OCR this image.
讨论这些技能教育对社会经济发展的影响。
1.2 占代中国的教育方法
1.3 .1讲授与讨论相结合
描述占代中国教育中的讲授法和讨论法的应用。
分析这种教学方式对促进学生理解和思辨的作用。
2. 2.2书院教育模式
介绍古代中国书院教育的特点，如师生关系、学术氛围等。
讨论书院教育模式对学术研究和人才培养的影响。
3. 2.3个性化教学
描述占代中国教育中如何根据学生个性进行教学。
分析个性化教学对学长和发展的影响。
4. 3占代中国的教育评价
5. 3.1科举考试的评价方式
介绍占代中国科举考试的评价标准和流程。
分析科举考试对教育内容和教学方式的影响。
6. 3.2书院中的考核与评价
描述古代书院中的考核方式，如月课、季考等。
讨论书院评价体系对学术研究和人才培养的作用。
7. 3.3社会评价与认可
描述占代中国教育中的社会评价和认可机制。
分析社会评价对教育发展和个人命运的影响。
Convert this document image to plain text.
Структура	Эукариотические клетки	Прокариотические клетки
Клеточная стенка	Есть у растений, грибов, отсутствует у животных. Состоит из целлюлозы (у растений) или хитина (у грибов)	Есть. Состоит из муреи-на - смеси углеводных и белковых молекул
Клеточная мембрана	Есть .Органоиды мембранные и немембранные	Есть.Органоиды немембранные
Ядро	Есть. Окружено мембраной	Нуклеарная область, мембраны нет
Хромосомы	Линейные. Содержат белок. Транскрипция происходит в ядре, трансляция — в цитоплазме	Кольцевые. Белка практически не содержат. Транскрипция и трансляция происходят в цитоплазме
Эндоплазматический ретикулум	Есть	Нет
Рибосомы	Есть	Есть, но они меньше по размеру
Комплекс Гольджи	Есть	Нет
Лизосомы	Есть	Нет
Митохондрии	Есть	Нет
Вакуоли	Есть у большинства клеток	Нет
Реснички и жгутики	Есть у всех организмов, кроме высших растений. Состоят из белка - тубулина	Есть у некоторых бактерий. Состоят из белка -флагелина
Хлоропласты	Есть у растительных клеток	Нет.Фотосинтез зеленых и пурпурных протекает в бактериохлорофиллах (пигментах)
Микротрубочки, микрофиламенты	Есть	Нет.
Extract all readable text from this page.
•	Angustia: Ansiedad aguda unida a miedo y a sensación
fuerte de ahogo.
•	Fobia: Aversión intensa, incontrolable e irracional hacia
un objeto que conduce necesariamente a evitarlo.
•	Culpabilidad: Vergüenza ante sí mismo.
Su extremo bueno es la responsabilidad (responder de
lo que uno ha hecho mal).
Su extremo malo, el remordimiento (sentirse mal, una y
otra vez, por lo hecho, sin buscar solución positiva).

### EXERCISE
Only the number is wanted: how many lines of these entries contain the string "image"?

### THE RESPONSE
2